The line containing "OCR this image." marks the start of the required copy, which runs to the final line of the entries; return those lines exactly, without any pictures.

┌─ Data for processing

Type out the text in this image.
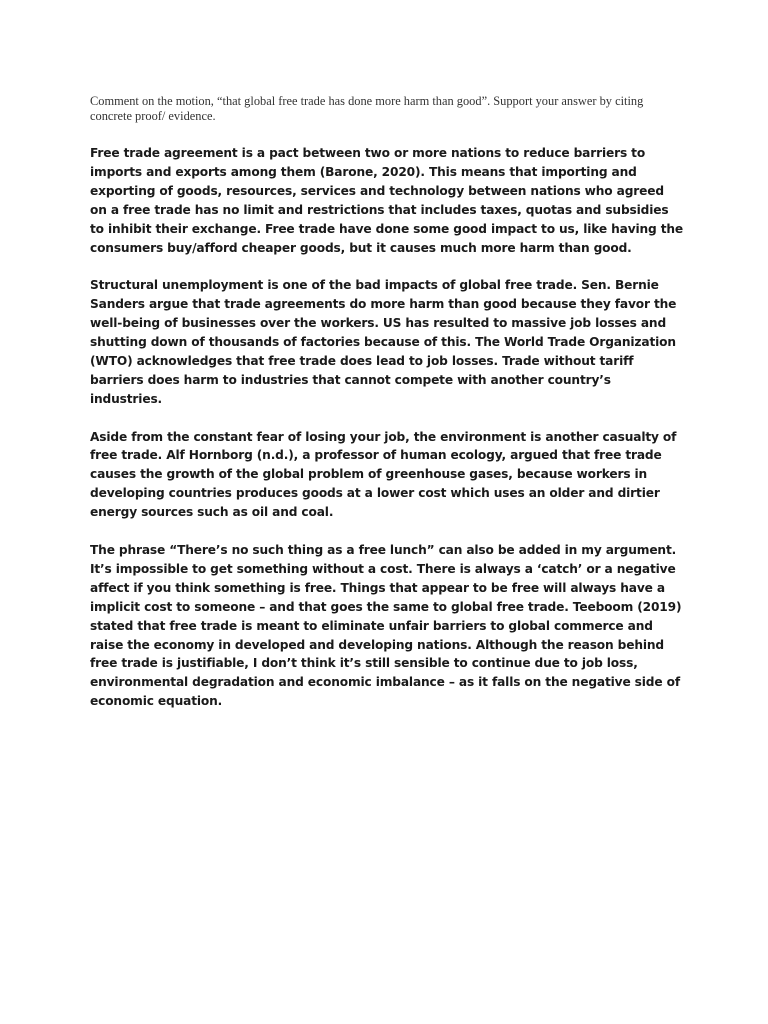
Comment on the motion, “that global free trade has done more harm than good”. Support your answer by citing concrete proof/ evidence.

Free trade agreement is a pact between two or more nations to reduce barriers to imports and exports among them (Barone, 2020). This means that importing and exporting of goods, resources, services and technology between nations who agreed on a free trade has no limit and restrictions that includes taxes, quotas and subsidies to inhibit their exchange. Free trade have done some good impact to us, like having the consumers buy/afford cheaper goods, but it causes much more harm than good.

Structural unemployment is one of the bad impacts of global free trade. Sen. Bernie Sanders argue that trade agreements do more harm than good because they favor the well-being of businesses over the workers. US has resulted to massive job losses and shutting down of thousands of factories because of this. The World Trade Organization (WTO) acknowledges that free trade does lead to job losses. Trade without tariff barriers does harm to industries that cannot compete with another country’s industries.

Aside from the constant fear of losing your job, the environment is another casualty of free trade. Alf Hornborg (n.d.), a professor of human ecology, argued that free trade causes the growth of the global problem of greenhouse gases, because workers in developing countries produces goods at a lower cost which uses an older and dirtier energy sources such as oil and coal.

The phrase “There’s no such thing as a free lunch” can also be added in my argument. It’s impossible to get something without a cost. There is always a ‘catch’ or a negative affect if you think something is free. Things that appear to be free will always have a implicit cost to someone – and that goes the same to global free trade. Teeboom (2019) stated that free trade is meant to eliminate unfair barriers to global commerce and raise the economy in developed and developing nations. Although the reason behind free trade is justifiable, I don’t think it’s still sensible to continue due to job loss, environmental degradation and economic imbalance – as it falls on the negative side of economic equation.
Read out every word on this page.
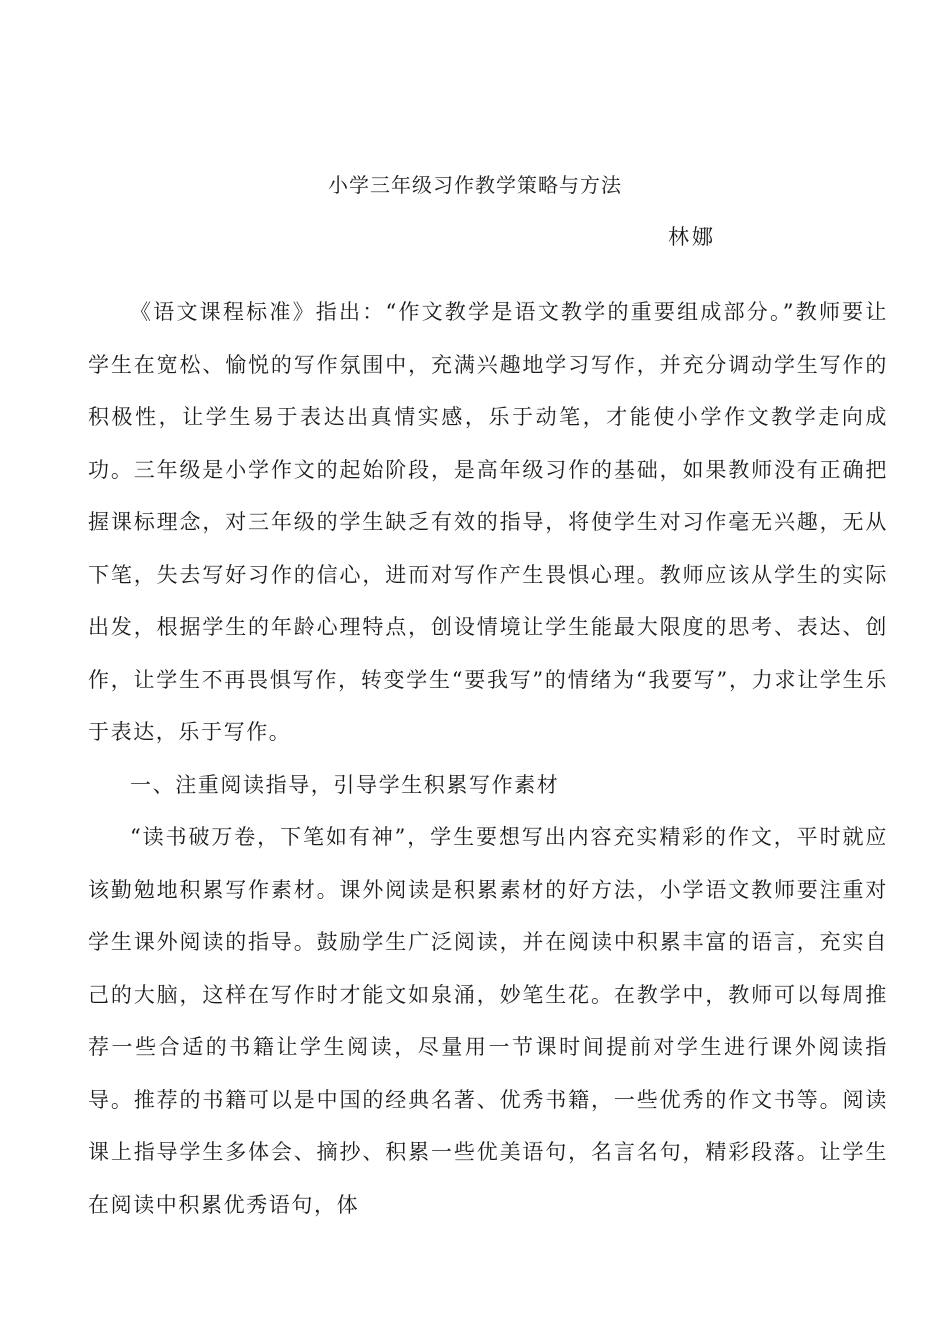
小学三年级习作教学策略与方法
林娜

《语文课程标准》指出：“作文教学是语文教学的重要组成部分。”教师要让学生在宽松、愉悦的写作氛围中，充满兴趣地学习写作，并充分调动学生写作的积极性，让学生易于表达出真情实感，乐于动笔，才能使小学作文教学走向成功。三年级是小学作文的起始阶段，是高年级习作的基础，如果教师没有正确把握课标理念，对三年级的学生缺乏有效的指导，将使学生对习作毫无兴趣，无从下笔，失去写好习作的信心，进而对写作产生畏惧心理。教师应该从学生的实际出发，根据学生的年龄心理特点，创设情境让学生能最大限度的思考、表达、创作，让学生不再畏惧写作，转变学生“要我写”的情绪为“我要写”，力求让学生乐于表达，乐于写作。

一、注重阅读指导，引导学生积累写作素材

“读书破万卷，下笔如有神”，学生要想写出内容充实精彩的作文，平时就应该勤勉地积累写作素材。课外阅读是积累素材的好方法，小学语文教师要注重对学生课外阅读的指导。鼓励学生广泛阅读，并在阅读中积累丰富的语言，充实自己的大脑，这样在写作时才能文如泉涌，妙笔生花。在教学中，教师可以每周推荐一些合适的书籍让学生阅读，尽量用一节课时间提前对学生进行课外阅读指导。推荐的书籍可以是中国的经典名著、优秀书籍，一些优秀的作文书等。阅读课上指导学生多体会、摘抄、积累一些优美语句，名言名句，精彩段落。让学生在阅读中积累优秀语句，体
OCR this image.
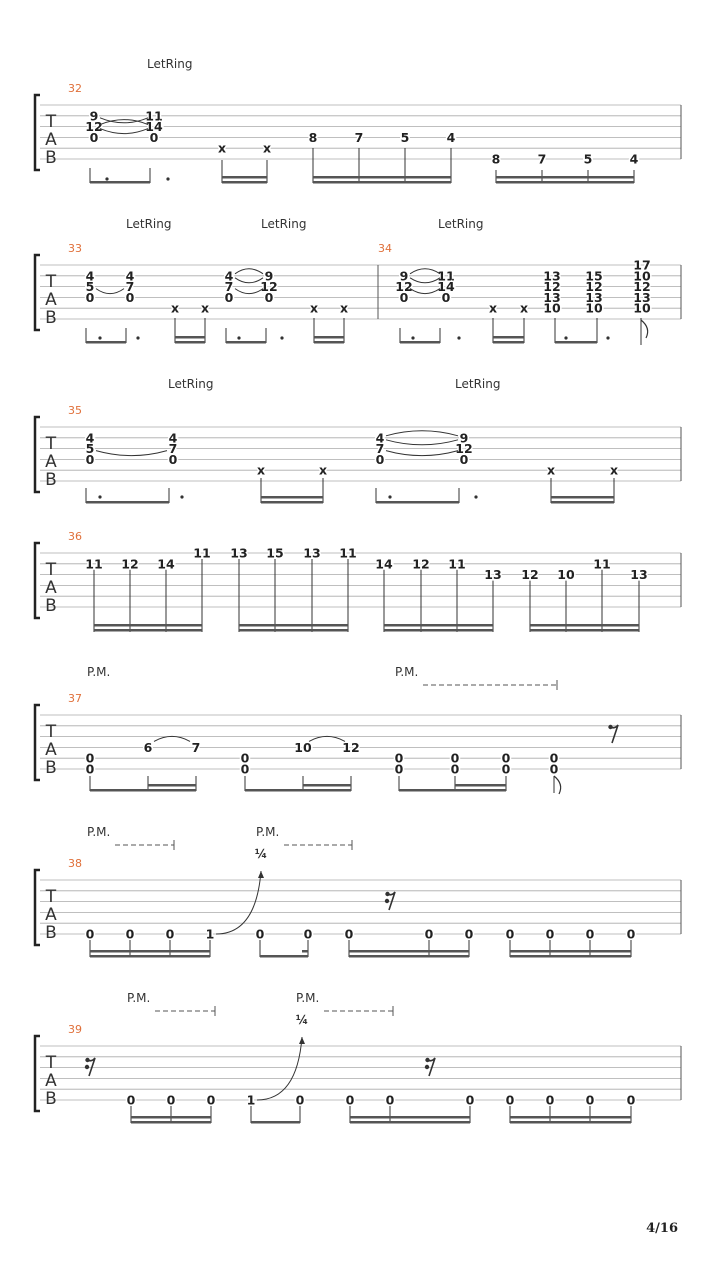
T
A
B
32
LetRing
9
12
0
11
14
0
x	x
8	7	5	4
8	7	5	4
T
A
B
33	34
LetRing	LetRing	LetRing
4
5
0
4
7
0
x x
4
7
0
9
12
0
x x
9
12
0
11
14
0
x x
13
12
13
10
15
12
13
10
17
10
12
13
10
T
A
B
35
LetRing	LetRing
4
5
0
4
7
0
x	x
4
7
0
9
12
0
x	x
T
A
B
36
11 12 14
11 13 15 13 11
14 12 11
13 12 10
11
13
T
A
B
37
P.M.	P.M.
0
0
6	7
0
0
10 12
0
0
0
0
0
0
0
0
T
A
B
38
P.M.	P.M.
0	0	0	1
¼
0	0	0	0	0	0	0	0	0
T
A
B
39
P.M.	P.M.
0	0	0	1	0
¼
0	0	0	0	0	0	0
4/16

└─

Response to this exercise -
OCR this image.
T
A
B
32
LetRing
9
12
0
11
14
0
x	x
8	7	5	4
8	7	5	4
T
A
B
33	34
LetRing	LetRing	LetRing
4
5
0
4
7
0
x x
4
7
0
9
12
0
x x
9
12
0
11
14
0
x x
13
12
13
10
15
12
13
10
17
10
12
13
10
T
A
B
35
LetRing	LetRing
4
5
0
4
7
0
x	x
4
7
0
9
12
0
x	x
T
A
B
36
11 12 14
11 13 15 13 11
14 12 11
13 12 10
11
13
T
A
B
37
P.M.	P.M.
0
0
6	7
0
0
10 12
0
0
0
0
0
0
0
0
T
A
B
38
P.M.	P.M.
0	0	0	1
¼
0	0	0	0	0	0	0	0	0
T
A
B
39
P.M.	P.M.
0	0	0	1	0
¼
0	0	0	0	0	0	0
4/16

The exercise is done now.